-- BEGIN --

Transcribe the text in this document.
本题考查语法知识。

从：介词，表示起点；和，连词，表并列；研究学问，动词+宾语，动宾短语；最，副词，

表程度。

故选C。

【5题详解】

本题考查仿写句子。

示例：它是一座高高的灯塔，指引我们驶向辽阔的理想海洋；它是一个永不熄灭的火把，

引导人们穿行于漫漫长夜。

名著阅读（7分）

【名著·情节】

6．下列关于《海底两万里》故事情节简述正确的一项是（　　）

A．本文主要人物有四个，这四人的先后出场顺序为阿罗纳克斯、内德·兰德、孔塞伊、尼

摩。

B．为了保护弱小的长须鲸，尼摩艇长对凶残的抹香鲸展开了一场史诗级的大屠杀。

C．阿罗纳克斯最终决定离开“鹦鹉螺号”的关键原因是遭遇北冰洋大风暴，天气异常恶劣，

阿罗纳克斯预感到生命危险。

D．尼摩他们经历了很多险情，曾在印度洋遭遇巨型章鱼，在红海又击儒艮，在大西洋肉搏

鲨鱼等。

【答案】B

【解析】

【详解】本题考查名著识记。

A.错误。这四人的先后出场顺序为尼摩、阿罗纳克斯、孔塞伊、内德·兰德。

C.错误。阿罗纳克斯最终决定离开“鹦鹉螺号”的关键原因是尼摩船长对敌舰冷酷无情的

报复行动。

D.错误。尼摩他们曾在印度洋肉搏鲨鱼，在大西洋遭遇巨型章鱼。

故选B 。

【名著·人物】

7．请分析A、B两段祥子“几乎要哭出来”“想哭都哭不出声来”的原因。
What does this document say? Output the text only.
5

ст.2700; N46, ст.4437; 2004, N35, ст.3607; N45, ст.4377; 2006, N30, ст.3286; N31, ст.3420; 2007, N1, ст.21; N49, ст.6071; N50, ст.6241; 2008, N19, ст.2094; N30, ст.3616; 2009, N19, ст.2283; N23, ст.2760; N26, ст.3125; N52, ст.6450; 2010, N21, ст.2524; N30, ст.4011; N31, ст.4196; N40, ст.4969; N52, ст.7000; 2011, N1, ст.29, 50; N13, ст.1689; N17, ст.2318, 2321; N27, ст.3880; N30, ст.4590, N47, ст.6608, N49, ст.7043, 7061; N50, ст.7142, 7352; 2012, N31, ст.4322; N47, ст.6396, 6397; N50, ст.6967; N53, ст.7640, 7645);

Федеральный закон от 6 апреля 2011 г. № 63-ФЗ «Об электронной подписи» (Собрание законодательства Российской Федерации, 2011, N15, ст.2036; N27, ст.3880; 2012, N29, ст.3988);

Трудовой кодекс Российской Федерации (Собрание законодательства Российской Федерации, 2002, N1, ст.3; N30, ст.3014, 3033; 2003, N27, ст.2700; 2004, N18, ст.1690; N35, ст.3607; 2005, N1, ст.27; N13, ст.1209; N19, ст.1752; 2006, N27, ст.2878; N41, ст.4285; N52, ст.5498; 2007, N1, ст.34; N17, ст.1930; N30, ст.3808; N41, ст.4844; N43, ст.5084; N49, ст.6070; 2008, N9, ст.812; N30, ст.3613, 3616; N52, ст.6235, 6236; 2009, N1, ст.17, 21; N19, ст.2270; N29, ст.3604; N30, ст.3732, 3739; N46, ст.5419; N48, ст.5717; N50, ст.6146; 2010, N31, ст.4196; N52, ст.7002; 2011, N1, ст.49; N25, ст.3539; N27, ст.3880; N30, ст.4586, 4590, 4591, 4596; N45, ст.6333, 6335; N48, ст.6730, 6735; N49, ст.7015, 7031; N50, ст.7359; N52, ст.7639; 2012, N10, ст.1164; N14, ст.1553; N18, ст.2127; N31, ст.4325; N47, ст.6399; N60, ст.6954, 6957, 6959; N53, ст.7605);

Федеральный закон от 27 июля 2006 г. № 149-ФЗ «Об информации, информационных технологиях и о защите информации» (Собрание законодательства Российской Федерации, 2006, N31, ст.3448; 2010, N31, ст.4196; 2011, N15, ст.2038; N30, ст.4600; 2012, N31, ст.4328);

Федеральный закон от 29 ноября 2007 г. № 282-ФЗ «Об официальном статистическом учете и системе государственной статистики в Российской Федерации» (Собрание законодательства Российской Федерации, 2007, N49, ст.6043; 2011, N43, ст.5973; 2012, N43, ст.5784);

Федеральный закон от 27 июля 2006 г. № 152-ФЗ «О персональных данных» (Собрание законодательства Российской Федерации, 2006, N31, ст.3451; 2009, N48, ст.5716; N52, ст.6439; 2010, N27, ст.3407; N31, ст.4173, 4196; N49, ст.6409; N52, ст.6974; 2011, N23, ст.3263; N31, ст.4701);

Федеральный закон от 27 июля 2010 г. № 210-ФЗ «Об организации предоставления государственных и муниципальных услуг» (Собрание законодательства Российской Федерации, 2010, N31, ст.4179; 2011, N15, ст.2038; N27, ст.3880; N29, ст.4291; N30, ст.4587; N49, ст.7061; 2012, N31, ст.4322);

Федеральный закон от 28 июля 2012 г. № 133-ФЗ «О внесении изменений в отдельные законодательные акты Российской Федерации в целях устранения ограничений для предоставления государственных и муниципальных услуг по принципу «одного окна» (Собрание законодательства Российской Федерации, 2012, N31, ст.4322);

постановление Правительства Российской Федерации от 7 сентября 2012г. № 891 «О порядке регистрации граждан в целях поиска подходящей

-- END --

Task statement — Extract the listing in its entirety, matching it exactly.

Solution for this task —
Transcribe the text in this document.
本题考查语法知识。

从：介词，表示起点；和，连词，表并列；研究学问，动词+宾语，动宾短语；最，副词，

表程度。

故选C。

【5题详解】

本题考查仿写句子。

示例：它是一座高高的灯塔，指引我们驶向辽阔的理想海洋；它是一个永不熄灭的火把，

引导人们穿行于漫漫长夜。

名著阅读（7分）

【名著·情节】

6．下列关于《海底两万里》故事情节简述正确的一项是（　　）

A．本文主要人物有四个，这四人的先后出场顺序为阿罗纳克斯、内德·兰德、孔塞伊、尼

摩。

B．为了保护弱小的长须鲸，尼摩艇长对凶残的抹香鲸展开了一场史诗级的大屠杀。

C．阿罗纳克斯最终决定离开“鹦鹉螺号”的关键原因是遭遇北冰洋大风暴，天气异常恶劣，

阿罗纳克斯预感到生命危险。

D．尼摩他们经历了很多险情，曾在印度洋遭遇巨型章鱼，在红海又击儒艮，在大西洋肉搏

鲨鱼等。

【答案】B

【解析】

【详解】本题考查名著识记。

A.错误。这四人的先后出场顺序为尼摩、阿罗纳克斯、孔塞伊、内德·兰德。

C.错误。阿罗纳克斯最终决定离开“鹦鹉螺号”的关键原因是尼摩船长对敌舰冷酷无情的

报复行动。

D.错误。尼摩他们曾在印度洋肉搏鲨鱼，在大西洋遭遇巨型章鱼。

故选B 。

【名著·人物】

7．请分析A、B两段祥子“几乎要哭出来”“想哭都哭不出声来”的原因。
What does this document say? Output the text only.
5

ст.2700; N46, ст.4437; 2004, N35, ст.3607; N45, ст.4377; 2006, N30, ст.3286; N31, ст.3420; 2007, N1, ст.21; N49, ст.6071; N50, ст.6241; 2008, N19, ст.2094; N30, ст.3616; 2009, N19, ст.2283; N23, ст.2760; N26, ст.3125; N52, ст.6450; 2010, N21, ст.2524; N30, ст.4011; N31, ст.4196; N40, ст.4969; N52, ст.7000; 2011, N1, ст.29, 50; N13, ст.1689; N17, ст.2318, 2321; N27, ст.3880; N30, ст.4590, N47, ст.6608, N49, ст.7043, 7061; N50, ст.7142, 7352; 2012, N31, ст.4322; N47, ст.6396, 6397; N50, ст.6967; N53, ст.7640, 7645);

Федеральный закон от 6 апреля 2011 г. № 63-ФЗ «Об электронной подписи» (Собрание законодательства Российской Федерации, 2011, N15, ст.2036; N27, ст.3880; 2012, N29, ст.3988);

Трудовой кодекс Российской Федерации (Собрание законодательства Российской Федерации, 2002, N1, ст.3; N30, ст.3014, 3033; 2003, N27, ст.2700; 2004, N18, ст.1690; N35, ст.3607; 2005, N1, ст.27; N13, ст.1209; N19, ст.1752; 2006, N27, ст.2878; N41, ст.4285; N52, ст.5498; 2007, N1, ст.34; N17, ст.1930; N30, ст.3808; N41, ст.4844; N43, ст.5084; N49, ст.6070; 2008, N9, ст.812; N30, ст.3613, 3616; N52, ст.6235, 6236; 2009, N1, ст.17, 21; N19, ст.2270; N29, ст.3604; N30, ст.3732, 3739; N46, ст.5419; N48, ст.5717; N50, ст.6146; 2010, N31, ст.4196; N52, ст.7002; 2011, N1, ст.49; N25, ст.3539; N27, ст.3880; N30, ст.4586, 4590, 4591, 4596; N45, ст.6333, 6335; N48, ст.6730, 6735; N49, ст.7015, 7031; N50, ст.7359; N52, ст.7639; 2012, N10, ст.1164; N14, ст.1553; N18, ст.2127; N31, ст.4325; N47, ст.6399; N60, ст.6954, 6957, 6959; N53, ст.7605);

Федеральный закон от 27 июля 2006 г. № 149-ФЗ «Об информации, информационных технологиях и о защите информации» (Собрание законодательства Российской Федерации, 2006, N31, ст.3448; 2010, N31, ст.4196; 2011, N15, ст.2038; N30, ст.4600; 2012, N31, ст.4328);

Федеральный закон от 29 ноября 2007 г. № 282-ФЗ «Об официальном статистическом учете и системе государственной статистики в Российской Федерации» (Собрание законодательства Российской Федерации, 2007, N49, ст.6043; 2011, N43, ст.5973; 2012, N43, ст.5784);

Федеральный закон от 27 июля 2006 г. № 152-ФЗ «О персональных данных» (Собрание законодательства Российской Федерации, 2006, N31, ст.3451; 2009, N48, ст.5716; N52, ст.6439; 2010, N27, ст.3407; N31, ст.4173, 4196; N49, ст.6409; N52, ст.6974; 2011, N23, ст.3263; N31, ст.4701);

Федеральный закон от 27 июля 2010 г. № 210-ФЗ «Об организации предоставления государственных и муниципальных услуг» (Собрание законодательства Российской Федерации, 2010, N31, ст.4179; 2011, N15, ст.2038; N27, ст.3880; N29, ст.4291; N30, ст.4587; N49, ст.7061; 2012, N31, ст.4322);

Федеральный закон от 28 июля 2012 г. № 133-ФЗ «О внесении изменений в отдельные законодательные акты Российской Федерации в целях устранения ограничений для предоставления государственных и муниципальных услуг по принципу «одного окна» (Собрание законодательства Российской Федерации, 2012, N31, ст.4322);

постановление Правительства Российской Федерации от 7 сентября 2012г. № 891 «О порядке регистрации граждан в целях поиска подходящей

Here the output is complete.